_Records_
········

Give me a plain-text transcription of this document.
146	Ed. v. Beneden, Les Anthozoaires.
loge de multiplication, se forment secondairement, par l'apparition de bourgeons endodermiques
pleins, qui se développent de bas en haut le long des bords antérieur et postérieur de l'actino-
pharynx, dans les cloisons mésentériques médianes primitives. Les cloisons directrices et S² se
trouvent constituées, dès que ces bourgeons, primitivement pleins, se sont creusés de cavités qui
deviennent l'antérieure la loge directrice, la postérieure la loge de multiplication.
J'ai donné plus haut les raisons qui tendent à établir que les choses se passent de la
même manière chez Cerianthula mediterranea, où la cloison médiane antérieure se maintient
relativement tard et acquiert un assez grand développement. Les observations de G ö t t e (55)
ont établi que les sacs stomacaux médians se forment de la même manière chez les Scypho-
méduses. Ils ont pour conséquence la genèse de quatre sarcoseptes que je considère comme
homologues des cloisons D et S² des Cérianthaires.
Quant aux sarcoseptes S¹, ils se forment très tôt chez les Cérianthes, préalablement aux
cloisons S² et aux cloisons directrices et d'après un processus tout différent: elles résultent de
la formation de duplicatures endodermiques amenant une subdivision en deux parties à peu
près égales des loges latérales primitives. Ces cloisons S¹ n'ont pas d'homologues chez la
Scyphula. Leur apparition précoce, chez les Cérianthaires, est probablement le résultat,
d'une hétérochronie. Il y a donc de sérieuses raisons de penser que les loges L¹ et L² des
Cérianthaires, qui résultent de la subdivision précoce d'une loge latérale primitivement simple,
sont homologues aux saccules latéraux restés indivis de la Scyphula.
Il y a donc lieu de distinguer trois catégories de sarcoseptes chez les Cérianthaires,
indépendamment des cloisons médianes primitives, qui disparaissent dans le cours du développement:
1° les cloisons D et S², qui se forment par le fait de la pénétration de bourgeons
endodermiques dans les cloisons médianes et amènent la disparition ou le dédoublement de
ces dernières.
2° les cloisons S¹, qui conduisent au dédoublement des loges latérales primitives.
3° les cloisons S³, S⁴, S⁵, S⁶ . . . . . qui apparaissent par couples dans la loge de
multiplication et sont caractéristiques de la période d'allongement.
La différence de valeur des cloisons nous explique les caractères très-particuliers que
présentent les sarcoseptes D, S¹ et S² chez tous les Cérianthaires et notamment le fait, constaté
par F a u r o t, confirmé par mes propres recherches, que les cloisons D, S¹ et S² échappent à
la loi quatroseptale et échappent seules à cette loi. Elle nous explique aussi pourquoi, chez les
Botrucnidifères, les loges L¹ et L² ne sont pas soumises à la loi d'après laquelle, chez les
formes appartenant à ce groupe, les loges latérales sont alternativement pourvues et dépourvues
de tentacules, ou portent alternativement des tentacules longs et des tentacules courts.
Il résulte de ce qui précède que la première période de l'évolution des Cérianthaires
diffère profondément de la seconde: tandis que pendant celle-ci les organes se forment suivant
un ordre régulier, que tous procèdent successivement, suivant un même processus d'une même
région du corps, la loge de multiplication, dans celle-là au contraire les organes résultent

········

Copy out each line of the material that holds the word "homologues".

homologues des cloisons D et S² des Cérianthaires.
près égales des loges latérales primitives. Ces cloisons S¹ n'ont pas d'homologues chez la
sont homologues aux saccules latéraux restés indivis de la Scyphula.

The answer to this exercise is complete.